> [Task brief] Your task is to copy every line of this material exactly.

> [Supplied records]
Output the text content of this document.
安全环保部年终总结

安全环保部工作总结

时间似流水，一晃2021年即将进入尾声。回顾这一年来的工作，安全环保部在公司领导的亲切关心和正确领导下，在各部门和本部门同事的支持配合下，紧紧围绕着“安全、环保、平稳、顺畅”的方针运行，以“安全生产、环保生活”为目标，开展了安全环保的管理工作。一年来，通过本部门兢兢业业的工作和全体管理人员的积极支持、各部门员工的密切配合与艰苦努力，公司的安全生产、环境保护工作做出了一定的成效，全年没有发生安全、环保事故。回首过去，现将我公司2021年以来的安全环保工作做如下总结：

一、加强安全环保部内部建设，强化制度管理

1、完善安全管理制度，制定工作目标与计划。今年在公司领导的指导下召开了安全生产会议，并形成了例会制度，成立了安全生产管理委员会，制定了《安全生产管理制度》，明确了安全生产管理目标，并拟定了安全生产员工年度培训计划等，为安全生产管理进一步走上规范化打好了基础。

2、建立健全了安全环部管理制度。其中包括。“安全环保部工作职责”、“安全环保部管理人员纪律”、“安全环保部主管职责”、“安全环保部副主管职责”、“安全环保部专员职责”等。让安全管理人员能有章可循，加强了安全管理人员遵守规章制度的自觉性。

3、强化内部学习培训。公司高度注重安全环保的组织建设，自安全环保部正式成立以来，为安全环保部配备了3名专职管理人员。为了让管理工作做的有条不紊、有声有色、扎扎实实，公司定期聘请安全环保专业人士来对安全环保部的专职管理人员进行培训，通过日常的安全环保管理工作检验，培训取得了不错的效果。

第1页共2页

> [Expected answer]
Output the text content of this document.
安全环保部年终总结

安全环保部工作总结

时间似流水，一晃2021年即将进入尾声。回顾这一年来的工作，安全环保部在公司领导的亲切关心和正确领导下，在各部门和本部门同事的支持配合下，紧紧围绕着“安全、环保、平稳、顺畅”的方针运行，以“安全生产、环保生活”为目标，开展了安全环保的管理工作。一年来，通过本部门兢兢业业的工作和全体管理人员的积极支持、各部门员工的密切配合与艰苦努力，公司的安全生产、环境保护工作做出了一定的成效，全年没有发生安全、环保事故。回首过去，现将我公司2021年以来的安全环保工作做如下总结：

一、加强安全环保部内部建设，强化制度管理

1、完善安全管理制度，制定工作目标与计划。今年在公司领导的指导下召开了安全生产会议，并形成了例会制度，成立了安全生产管理委员会，制定了《安全生产管理制度》，明确了安全生产管理目标，并拟定了安全生产员工年度培训计划等，为安全生产管理进一步走上规范化打好了基础。

2、建立健全了安全环部管理制度。其中包括。“安全环保部工作职责”、“安全环保部管理人员纪律”、“安全环保部主管职责”、“安全环保部副主管职责”、“安全环保部专员职责”等。让安全管理人员能有章可循，加强了安全管理人员遵守规章制度的自觉性。

3、强化内部学习培训。公司高度注重安全环保的组织建设，自安全环保部正式成立以来，为安全环保部配备了3名专职管理人员。为了让管理工作做的有条不紊、有声有色、扎扎实实，公司定期聘请安全环保专业人士来对安全环保部的专职管理人员进行培训，通过日常的安全环保管理工作检验，培训取得了不错的效果。

第1页共2页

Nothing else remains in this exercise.